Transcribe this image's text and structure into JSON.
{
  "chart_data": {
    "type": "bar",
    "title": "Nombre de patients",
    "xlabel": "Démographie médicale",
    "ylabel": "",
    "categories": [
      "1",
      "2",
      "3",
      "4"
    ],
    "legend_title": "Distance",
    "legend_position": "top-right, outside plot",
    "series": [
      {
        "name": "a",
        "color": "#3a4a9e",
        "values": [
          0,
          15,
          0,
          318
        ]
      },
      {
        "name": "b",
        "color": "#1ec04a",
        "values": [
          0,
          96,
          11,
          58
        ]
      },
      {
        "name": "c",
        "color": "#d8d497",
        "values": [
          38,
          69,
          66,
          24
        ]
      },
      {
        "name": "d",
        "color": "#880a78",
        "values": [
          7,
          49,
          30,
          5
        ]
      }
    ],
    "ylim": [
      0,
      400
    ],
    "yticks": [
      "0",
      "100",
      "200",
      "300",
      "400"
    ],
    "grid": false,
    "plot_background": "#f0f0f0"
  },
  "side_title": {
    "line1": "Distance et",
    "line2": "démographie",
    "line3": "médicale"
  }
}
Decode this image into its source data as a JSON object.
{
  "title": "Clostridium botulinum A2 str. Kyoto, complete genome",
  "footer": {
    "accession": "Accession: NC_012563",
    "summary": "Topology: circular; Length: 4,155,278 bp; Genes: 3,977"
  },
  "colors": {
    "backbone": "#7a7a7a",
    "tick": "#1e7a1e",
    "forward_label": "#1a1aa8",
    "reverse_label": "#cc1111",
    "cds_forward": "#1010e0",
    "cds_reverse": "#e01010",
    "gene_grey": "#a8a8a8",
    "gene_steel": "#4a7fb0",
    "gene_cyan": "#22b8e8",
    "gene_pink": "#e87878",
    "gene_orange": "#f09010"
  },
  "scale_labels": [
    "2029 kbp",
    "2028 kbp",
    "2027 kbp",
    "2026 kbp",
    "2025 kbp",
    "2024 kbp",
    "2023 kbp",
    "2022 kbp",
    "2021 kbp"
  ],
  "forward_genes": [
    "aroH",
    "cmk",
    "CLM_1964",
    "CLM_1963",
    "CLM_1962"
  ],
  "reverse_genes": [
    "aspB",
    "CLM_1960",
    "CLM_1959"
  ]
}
☆ ☆ ☆ ☆ ☆ ☆ ☆
#### Work order
From the entries above, copy each line that holds "JSON".

#### Result below
Transcribe this image's text and structure into JSON.
Decode this image into its source data as a JSON object.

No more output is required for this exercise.